Your objective: Below are some records. Count the lines with "piece" in them and give nothing but the total.

▬▬▬

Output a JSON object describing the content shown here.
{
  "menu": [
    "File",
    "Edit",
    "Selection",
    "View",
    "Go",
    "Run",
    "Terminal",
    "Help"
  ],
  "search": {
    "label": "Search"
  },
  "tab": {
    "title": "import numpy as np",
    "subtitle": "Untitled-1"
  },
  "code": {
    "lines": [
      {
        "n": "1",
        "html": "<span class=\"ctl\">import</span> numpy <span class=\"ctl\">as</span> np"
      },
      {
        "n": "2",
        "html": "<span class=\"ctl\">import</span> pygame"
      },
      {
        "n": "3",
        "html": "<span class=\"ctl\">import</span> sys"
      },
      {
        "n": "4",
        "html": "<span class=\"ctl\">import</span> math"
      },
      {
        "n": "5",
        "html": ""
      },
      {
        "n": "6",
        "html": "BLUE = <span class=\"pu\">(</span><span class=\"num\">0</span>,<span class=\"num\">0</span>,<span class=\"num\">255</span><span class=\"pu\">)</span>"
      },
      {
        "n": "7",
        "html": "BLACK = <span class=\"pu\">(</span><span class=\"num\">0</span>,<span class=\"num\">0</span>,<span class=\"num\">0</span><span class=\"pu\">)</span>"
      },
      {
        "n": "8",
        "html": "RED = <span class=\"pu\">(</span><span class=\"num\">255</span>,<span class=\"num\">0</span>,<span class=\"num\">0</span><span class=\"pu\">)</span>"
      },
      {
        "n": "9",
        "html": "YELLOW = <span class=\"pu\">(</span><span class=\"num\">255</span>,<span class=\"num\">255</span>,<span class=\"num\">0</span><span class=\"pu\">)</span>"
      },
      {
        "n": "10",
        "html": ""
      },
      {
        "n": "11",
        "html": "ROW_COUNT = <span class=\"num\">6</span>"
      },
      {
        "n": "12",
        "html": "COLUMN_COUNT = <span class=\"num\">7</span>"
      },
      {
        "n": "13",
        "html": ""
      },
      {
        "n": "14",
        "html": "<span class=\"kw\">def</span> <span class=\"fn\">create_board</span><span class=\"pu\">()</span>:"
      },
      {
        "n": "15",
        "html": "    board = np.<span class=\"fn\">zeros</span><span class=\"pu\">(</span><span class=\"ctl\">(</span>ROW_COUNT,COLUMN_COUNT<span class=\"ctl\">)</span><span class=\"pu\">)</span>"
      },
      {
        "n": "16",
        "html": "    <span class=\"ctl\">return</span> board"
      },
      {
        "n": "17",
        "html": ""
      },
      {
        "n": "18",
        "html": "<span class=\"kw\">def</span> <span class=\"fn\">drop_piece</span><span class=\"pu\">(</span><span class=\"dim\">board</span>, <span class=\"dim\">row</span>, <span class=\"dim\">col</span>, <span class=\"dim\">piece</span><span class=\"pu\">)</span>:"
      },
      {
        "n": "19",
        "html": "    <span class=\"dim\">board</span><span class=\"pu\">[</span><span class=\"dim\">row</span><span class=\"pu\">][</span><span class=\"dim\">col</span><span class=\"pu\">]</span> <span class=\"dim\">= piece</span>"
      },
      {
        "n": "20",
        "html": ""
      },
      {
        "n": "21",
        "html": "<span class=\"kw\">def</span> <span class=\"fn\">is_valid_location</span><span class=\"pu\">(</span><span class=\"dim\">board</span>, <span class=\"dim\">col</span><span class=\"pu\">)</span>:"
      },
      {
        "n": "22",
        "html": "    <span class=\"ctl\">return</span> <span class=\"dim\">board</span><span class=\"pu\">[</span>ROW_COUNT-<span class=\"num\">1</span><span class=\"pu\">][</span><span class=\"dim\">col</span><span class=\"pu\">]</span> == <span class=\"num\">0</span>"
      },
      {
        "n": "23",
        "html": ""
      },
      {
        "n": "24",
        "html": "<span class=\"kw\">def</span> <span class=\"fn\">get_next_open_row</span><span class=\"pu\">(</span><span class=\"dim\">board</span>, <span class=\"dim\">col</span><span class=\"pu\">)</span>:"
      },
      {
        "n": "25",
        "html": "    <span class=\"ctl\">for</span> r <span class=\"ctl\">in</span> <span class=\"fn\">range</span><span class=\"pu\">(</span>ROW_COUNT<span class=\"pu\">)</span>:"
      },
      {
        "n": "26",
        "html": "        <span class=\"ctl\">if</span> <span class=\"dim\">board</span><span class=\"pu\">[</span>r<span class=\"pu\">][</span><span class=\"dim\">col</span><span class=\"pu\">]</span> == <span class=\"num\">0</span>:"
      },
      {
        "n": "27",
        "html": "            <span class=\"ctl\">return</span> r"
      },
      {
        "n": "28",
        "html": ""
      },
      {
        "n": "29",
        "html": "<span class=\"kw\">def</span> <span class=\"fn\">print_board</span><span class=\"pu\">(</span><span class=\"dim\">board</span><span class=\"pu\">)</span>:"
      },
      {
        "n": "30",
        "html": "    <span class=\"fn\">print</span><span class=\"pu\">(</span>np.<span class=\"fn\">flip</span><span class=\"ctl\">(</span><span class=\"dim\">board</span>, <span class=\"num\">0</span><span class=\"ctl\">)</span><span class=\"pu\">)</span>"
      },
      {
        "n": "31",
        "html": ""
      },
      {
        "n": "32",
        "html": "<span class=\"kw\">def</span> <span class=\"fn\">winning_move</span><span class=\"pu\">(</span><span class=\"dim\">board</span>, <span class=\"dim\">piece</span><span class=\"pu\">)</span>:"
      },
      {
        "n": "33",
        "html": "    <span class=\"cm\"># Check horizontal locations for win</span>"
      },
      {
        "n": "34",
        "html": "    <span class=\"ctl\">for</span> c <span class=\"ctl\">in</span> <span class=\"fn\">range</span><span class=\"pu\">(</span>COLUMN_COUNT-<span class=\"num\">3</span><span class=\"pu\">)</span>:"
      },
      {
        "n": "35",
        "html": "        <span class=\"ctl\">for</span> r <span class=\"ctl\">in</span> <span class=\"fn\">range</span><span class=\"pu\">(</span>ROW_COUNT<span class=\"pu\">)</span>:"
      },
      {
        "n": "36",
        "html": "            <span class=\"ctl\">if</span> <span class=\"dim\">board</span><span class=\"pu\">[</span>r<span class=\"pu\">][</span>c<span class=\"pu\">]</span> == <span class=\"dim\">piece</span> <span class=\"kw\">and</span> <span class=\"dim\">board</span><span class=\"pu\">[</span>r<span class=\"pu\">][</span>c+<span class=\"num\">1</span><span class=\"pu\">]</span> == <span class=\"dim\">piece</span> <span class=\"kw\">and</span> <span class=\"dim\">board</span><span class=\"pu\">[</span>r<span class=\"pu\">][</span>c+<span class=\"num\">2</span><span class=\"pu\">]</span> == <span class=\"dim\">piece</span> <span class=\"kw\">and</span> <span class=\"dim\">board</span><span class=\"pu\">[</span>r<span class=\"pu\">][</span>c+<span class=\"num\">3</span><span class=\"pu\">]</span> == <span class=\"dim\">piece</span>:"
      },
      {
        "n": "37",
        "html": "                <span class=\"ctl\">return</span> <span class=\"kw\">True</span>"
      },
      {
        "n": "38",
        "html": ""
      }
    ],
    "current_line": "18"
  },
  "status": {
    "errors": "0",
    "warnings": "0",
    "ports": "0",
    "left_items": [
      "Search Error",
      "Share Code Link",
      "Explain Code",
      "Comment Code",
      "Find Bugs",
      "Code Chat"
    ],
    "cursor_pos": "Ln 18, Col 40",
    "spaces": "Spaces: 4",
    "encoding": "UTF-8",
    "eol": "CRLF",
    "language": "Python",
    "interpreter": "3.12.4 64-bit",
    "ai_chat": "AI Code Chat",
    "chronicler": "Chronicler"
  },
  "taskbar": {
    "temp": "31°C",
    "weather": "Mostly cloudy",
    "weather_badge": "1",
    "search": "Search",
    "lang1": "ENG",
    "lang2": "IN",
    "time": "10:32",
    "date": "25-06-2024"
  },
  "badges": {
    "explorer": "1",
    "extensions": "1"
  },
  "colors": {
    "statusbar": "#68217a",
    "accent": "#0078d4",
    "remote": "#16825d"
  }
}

▬▬▬

Answer below: 4